A faithful transcription of all the data is required.

→ ENTRIES:
★ ★ ★ ★ ★
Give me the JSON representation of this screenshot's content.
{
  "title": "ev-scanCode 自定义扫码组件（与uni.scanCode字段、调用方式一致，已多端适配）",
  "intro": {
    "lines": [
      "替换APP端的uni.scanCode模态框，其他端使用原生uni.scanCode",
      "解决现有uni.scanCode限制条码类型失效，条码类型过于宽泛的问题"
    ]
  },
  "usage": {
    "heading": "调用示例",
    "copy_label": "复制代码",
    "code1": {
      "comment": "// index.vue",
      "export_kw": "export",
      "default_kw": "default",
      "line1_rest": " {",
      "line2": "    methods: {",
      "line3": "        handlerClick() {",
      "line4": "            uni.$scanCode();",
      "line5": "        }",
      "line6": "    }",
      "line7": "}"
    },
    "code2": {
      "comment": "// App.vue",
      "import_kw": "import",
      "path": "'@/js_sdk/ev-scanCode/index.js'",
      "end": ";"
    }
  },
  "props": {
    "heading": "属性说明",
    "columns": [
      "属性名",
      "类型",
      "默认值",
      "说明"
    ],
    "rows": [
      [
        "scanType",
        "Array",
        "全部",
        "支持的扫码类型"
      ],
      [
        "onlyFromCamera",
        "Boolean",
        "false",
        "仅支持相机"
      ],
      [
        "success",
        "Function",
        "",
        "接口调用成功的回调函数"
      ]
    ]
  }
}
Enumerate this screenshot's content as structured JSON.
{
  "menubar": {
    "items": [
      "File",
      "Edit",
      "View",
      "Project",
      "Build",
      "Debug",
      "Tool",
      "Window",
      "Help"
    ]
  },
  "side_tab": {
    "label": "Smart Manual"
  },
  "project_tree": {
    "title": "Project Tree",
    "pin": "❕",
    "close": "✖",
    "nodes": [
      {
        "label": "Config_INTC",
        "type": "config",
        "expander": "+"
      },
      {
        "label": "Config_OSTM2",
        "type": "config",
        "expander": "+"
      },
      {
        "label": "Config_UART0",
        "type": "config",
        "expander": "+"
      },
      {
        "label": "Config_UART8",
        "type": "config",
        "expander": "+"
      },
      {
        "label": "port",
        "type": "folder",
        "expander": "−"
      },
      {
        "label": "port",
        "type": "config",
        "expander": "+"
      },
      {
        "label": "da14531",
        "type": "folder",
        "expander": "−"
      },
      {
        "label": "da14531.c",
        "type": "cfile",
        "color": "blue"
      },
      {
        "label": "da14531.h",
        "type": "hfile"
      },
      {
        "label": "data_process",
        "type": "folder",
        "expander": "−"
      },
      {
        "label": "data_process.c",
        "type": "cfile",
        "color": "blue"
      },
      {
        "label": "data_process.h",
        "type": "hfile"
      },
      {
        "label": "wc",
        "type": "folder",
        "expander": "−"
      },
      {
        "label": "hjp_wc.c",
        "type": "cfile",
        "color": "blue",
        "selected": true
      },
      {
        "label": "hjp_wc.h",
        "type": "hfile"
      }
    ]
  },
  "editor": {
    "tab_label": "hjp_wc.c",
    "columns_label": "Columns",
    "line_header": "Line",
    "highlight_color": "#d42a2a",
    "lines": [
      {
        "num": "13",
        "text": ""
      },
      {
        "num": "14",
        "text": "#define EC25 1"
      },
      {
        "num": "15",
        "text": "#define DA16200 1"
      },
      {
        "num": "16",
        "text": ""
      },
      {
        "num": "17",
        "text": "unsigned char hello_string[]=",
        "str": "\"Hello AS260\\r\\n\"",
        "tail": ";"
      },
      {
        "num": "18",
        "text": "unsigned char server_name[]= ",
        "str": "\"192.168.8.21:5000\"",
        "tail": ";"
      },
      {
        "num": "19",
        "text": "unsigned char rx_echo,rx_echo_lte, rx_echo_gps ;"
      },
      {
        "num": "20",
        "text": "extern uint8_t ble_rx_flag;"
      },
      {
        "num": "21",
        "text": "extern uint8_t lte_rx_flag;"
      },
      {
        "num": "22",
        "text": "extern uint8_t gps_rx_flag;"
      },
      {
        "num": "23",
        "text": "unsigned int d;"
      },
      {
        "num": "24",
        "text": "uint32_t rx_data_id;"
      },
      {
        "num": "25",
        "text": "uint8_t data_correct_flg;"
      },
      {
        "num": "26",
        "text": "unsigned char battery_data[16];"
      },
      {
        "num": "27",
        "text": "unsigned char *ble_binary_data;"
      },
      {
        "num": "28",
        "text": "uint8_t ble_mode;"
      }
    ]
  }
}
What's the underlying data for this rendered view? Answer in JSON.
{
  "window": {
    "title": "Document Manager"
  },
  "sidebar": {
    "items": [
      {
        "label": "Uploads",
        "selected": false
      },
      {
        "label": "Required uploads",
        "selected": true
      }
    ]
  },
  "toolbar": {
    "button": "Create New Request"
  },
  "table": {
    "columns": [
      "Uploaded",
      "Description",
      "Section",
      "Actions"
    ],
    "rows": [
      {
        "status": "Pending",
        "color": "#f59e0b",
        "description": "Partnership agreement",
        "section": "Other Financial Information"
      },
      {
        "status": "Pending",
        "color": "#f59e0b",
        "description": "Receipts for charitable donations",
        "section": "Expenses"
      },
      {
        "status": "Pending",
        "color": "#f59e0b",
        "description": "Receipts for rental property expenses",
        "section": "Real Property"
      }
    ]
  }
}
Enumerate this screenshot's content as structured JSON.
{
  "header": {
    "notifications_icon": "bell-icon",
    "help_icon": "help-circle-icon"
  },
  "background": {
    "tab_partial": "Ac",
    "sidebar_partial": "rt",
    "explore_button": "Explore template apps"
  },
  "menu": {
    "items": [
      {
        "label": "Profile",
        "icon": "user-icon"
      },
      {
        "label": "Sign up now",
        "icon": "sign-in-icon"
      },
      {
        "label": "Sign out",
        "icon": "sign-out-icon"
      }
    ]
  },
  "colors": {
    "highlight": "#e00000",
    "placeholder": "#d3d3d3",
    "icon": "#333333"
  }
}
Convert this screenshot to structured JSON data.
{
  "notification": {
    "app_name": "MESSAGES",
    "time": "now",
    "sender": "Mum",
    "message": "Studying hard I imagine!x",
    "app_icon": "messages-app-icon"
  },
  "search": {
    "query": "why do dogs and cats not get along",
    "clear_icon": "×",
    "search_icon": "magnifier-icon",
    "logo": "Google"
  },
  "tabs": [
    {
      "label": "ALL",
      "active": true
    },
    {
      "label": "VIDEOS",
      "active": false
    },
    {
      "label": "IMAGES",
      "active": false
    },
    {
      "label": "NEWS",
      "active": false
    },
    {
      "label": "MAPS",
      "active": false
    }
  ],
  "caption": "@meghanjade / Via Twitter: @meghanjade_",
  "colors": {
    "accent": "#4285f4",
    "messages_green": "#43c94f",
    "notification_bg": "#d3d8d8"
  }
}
★ ★ ★ ★ ★
→ OUTPUT:
Give me the JSON representation of this screenshot's content.
{
  "title": "ev-scanCode 自定义扫码组件（与uni.scanCode字段、调用方式一致，已多端适配）",
  "intro": {
    "lines": [
      "替换APP端的uni.scanCode模态框，其他端使用原生uni.scanCode",
      "解决现有uni.scanCode限制条码类型失效，条码类型过于宽泛的问题"
    ]
  },
  "usage": {
    "heading": "调用示例",
    "copy_label": "复制代码",
    "code1": {
      "comment": "// index.vue",
      "export_kw": "export",
      "default_kw": "default",
      "line1_rest": " {",
      "line2": "    methods: {",
      "line3": "        handlerClick() {",
      "line4": "            uni.$scanCode();",
      "line5": "        }",
      "line6": "    }",
      "line7": "}"
    },
    "code2": {
      "comment": "// App.vue",
      "import_kw": "import",
      "path": "'@/js_sdk/ev-scanCode/index.js'",
      "end": ";"
    }
  },
  "props": {
    "heading": "属性说明",
    "columns": [
      "属性名",
      "类型",
      "默认值",
      "说明"
    ],
    "rows": [
      [
        "scanType",
        "Array",
        "全部",
        "支持的扫码类型"
      ],
      [
        "onlyFromCamera",
        "Boolean",
        "false",
        "仅支持相机"
      ],
      [
        "success",
        "Function",
        "",
        "接口调用成功的回调函数"
      ]
    ]
  }
}
Enumerate this screenshot's content as structured JSON.
{
  "menubar": {
    "items": [
      "File",
      "Edit",
      "View",
      "Project",
      "Build",
      "Debug",
      "Tool",
      "Window",
      "Help"
    ]
  },
  "side_tab": {
    "label": "Smart Manual"
  },
  "project_tree": {
    "title": "Project Tree",
    "pin": "❕",
    "close": "✖",
    "nodes": [
      {
        "label": "Config_INTC",
        "type": "config",
        "expander": "+"
      },
      {
        "label": "Config_OSTM2",
        "type": "config",
        "expander": "+"
      },
      {
        "label": "Config_UART0",
        "type": "config",
        "expander": "+"
      },
      {
        "label": "Config_UART8",
        "type": "config",
        "expander": "+"
      },
      {
        "label": "port",
        "type": "folder",
        "expander": "−"
      },
      {
        "label": "port",
        "type": "config",
        "expander": "+"
      },
      {
        "label": "da14531",
        "type": "folder",
        "expander": "−"
      },
      {
        "label": "da14531.c",
        "type": "cfile",
        "color": "blue"
      },
      {
        "label": "da14531.h",
        "type": "hfile"
      },
      {
        "label": "data_process",
        "type": "folder",
        "expander": "−"
      },
      {
        "label": "data_process.c",
        "type": "cfile",
        "color": "blue"
      },
      {
        "label": "data_process.h",
        "type": "hfile"
      },
      {
        "label": "wc",
        "type": "folder",
        "expander": "−"
      },
      {
        "label": "hjp_wc.c",
        "type": "cfile",
        "color": "blue",
        "selected": true
      },
      {
        "label": "hjp_wc.h",
        "type": "hfile"
      }
    ]
  },
  "editor": {
    "tab_label": "hjp_wc.c",
    "columns_label": "Columns",
    "line_header": "Line",
    "highlight_color": "#d42a2a",
    "lines": [
      {
        "num": "13",
        "text": ""
      },
      {
        "num": "14",
        "text": "#define EC25 1"
      },
      {
        "num": "15",
        "text": "#define DA16200 1"
      },
      {
        "num": "16",
        "text": ""
      },
      {
        "num": "17",
        "text": "unsigned char hello_string[]=",
        "str": "\"Hello AS260\\r\\n\"",
        "tail": ";"
      },
      {
        "num": "18",
        "text": "unsigned char server_name[]= ",
        "str": "\"192.168.8.21:5000\"",
        "tail": ";"
      },
      {
        "num": "19",
        "text": "unsigned char rx_echo,rx_echo_lte, rx_echo_gps ;"
      },
      {
        "num": "20",
        "text": "extern uint8_t ble_rx_flag;"
      },
      {
        "num": "21",
        "text": "extern uint8_t lte_rx_flag;"
      },
      {
        "num": "22",
        "text": "extern uint8_t gps_rx_flag;"
      },
      {
        "num": "23",
        "text": "unsigned int d;"
      },
      {
        "num": "24",
        "text": "uint32_t rx_data_id;"
      },
      {
        "num": "25",
        "text": "uint8_t data_correct_flg;"
      },
      {
        "num": "26",
        "text": "unsigned char battery_data[16];"
      },
      {
        "num": "27",
        "text": "unsigned char *ble_binary_data;"
      },
      {
        "num": "28",
        "text": "uint8_t ble_mode;"
      }
    ]
  }
}
What's the underlying data for this rendered view? Answer in JSON.
{
  "window": {
    "title": "Document Manager"
  },
  "sidebar": {
    "items": [
      {
        "label": "Uploads",
        "selected": false
      },
      {
        "label": "Required uploads",
        "selected": true
      }
    ]
  },
  "toolbar": {
    "button": "Create New Request"
  },
  "table": {
    "columns": [
      "Uploaded",
      "Description",
      "Section",
      "Actions"
    ],
    "rows": [
      {
        "status": "Pending",
        "color": "#f59e0b",
        "description": "Partnership agreement",
        "section": "Other Financial Information"
      },
      {
        "status": "Pending",
        "color": "#f59e0b",
        "description": "Receipts for charitable donations",
        "section": "Expenses"
      },
      {
        "status": "Pending",
        "color": "#f59e0b",
        "description": "Receipts for rental property expenses",
        "section": "Real Property"
      }
    ]
  }
}
Enumerate this screenshot's content as structured JSON.
{
  "header": {
    "notifications_icon": "bell-icon",
    "help_icon": "help-circle-icon"
  },
  "background": {
    "tab_partial": "Ac",
    "sidebar_partial": "rt",
    "explore_button": "Explore template apps"
  },
  "menu": {
    "items": [
      {
        "label": "Profile",
        "icon": "user-icon"
      },
      {
        "label": "Sign up now",
        "icon": "sign-in-icon"
      },
      {
        "label": "Sign out",
        "icon": "sign-out-icon"
      }
    ]
  },
  "colors": {
    "highlight": "#e00000",
    "placeholder": "#d3d3d3",
    "icon": "#333333"
  }
}
Convert this screenshot to structured JSON data.
{
  "notification": {
    "app_name": "MESSAGES",
    "time": "now",
    "sender": "Mum",
    "message": "Studying hard I imagine!x",
    "app_icon": "messages-app-icon"
  },
  "search": {
    "query": "why do dogs and cats not get along",
    "clear_icon": "×",
    "search_icon": "magnifier-icon",
    "logo": "Google"
  },
  "tabs": [
    {
      "label": "ALL",
      "active": true
    },
    {
      "label": "VIDEOS",
      "active": false
    },
    {
      "label": "IMAGES",
      "active": false
    },
    {
      "label": "NEWS",
      "active": false
    },
    {
      "label": "MAPS",
      "active": false
    }
  ],
  "caption": "@meghanjade / Via Twitter: @meghanjade_",
  "colors": {
    "accent": "#4285f4",
    "messages_green": "#43c94f",
    "notification_bg": "#d3d8d8"
  }
}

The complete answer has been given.